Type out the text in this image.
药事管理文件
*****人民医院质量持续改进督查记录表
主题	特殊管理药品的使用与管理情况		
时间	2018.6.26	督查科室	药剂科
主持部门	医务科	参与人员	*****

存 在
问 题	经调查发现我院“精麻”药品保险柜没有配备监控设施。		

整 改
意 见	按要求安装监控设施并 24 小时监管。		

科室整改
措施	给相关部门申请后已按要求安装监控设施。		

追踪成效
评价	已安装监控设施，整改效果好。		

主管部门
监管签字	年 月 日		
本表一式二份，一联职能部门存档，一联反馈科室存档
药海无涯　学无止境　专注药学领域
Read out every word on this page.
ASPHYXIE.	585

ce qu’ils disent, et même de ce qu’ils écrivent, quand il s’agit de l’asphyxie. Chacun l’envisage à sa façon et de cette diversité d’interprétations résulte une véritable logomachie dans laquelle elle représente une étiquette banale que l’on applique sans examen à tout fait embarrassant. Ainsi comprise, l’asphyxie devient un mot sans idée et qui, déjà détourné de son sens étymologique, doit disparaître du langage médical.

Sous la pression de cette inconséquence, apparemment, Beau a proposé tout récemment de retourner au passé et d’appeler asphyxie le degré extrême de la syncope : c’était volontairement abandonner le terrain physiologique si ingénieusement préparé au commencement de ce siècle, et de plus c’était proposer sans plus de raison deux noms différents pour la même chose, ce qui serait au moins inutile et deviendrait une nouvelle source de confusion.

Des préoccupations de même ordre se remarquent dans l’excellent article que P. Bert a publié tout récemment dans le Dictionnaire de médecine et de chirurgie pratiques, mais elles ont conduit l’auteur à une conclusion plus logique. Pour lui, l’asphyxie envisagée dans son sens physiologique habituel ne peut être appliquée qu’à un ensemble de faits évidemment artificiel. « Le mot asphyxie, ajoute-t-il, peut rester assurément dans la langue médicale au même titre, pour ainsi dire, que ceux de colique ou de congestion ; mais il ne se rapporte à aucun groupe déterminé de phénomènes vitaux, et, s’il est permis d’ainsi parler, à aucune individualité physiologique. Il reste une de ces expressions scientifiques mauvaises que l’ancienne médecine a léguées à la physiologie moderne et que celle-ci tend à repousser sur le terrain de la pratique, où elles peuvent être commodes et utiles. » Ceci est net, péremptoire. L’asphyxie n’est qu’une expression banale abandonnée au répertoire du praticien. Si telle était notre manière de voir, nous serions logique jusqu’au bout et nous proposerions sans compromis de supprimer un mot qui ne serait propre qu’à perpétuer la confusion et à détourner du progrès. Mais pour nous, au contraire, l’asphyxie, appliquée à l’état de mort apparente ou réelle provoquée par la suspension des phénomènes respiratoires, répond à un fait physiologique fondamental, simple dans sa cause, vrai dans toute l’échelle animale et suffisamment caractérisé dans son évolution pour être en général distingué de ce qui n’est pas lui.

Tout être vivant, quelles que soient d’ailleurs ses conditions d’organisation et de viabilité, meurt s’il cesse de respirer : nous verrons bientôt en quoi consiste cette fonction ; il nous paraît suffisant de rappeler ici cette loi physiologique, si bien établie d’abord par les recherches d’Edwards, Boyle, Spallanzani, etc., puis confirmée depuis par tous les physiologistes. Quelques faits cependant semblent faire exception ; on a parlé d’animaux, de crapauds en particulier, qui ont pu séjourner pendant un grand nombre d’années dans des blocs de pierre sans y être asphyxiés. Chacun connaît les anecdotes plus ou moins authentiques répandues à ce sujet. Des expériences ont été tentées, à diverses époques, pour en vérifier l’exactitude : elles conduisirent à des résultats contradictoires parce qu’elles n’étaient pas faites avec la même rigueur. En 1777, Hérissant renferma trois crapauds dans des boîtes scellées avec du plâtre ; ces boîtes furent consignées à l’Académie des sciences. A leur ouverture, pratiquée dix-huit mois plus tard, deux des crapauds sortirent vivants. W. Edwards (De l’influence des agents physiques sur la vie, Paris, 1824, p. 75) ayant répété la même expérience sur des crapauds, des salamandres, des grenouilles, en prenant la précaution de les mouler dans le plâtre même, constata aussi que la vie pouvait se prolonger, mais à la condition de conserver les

____

■ What is needed
Write down only how many lines in the listing contain the word "this".

■ Task response
2